▶ _WHAT IS BEING ASKED_
Print all the entries verbatim.
▼
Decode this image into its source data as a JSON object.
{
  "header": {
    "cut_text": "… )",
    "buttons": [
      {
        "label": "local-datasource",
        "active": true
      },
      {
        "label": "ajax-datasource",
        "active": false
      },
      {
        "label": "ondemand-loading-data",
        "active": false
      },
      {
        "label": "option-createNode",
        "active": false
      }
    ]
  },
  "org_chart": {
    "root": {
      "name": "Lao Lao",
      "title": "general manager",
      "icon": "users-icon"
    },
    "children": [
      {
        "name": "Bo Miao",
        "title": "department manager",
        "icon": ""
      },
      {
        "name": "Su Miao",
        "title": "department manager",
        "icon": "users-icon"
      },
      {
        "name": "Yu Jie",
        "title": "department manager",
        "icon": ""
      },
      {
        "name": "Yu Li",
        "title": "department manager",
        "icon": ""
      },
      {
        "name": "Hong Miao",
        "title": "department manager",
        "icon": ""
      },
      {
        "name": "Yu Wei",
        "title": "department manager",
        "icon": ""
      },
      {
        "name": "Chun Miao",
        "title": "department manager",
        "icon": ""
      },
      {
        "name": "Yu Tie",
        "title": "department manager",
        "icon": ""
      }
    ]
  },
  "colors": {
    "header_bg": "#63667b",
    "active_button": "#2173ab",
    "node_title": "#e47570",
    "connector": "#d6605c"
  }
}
▲
▶ _TASK ANSWER_
Decode this image into its source data as a JSON object.
{
  "header": {
    "cut_text": "… )",
    "buttons": [
      {
        "label": "local-datasource",
        "active": true
      },
      {
        "label": "ajax-datasource",
        "active": false
      },
      {
        "label": "ondemand-loading-data",
        "active": false
      },
      {
        "label": "option-createNode",
        "active": false
      }
    ]
  },
  "org_chart": {
    "root": {
      "name": "Lao Lao",
      "title": "general manager",
      "icon": "users-icon"
    },
    "children": [
      {
        "name": "Bo Miao",
        "title": "department manager",
        "icon": ""
      },
      {
        "name": "Su Miao",
        "title": "department manager",
        "icon": "users-icon"
      },
      {
        "name": "Yu Jie",
        "title": "department manager",
        "icon": ""
      },
      {
        "name": "Yu Li",
        "title": "department manager",
        "icon": ""
      },
      {
        "name": "Hong Miao",
        "title": "department manager",
        "icon": ""
      },
      {
        "name": "Yu Wei",
        "title": "department manager",
        "icon": ""
      },
      {
        "name": "Chun Miao",
        "title": "department manager",
        "icon": ""
      },
      {
        "name": "Yu Tie",
        "title": "department manager",
        "icon": ""
      }
    ]
  },
  "colors": {
    "header_bg": "#63667b",
    "active_button": "#2173ab",
    "node_title": "#e47570",
    "connector": "#d6605c"
  }
}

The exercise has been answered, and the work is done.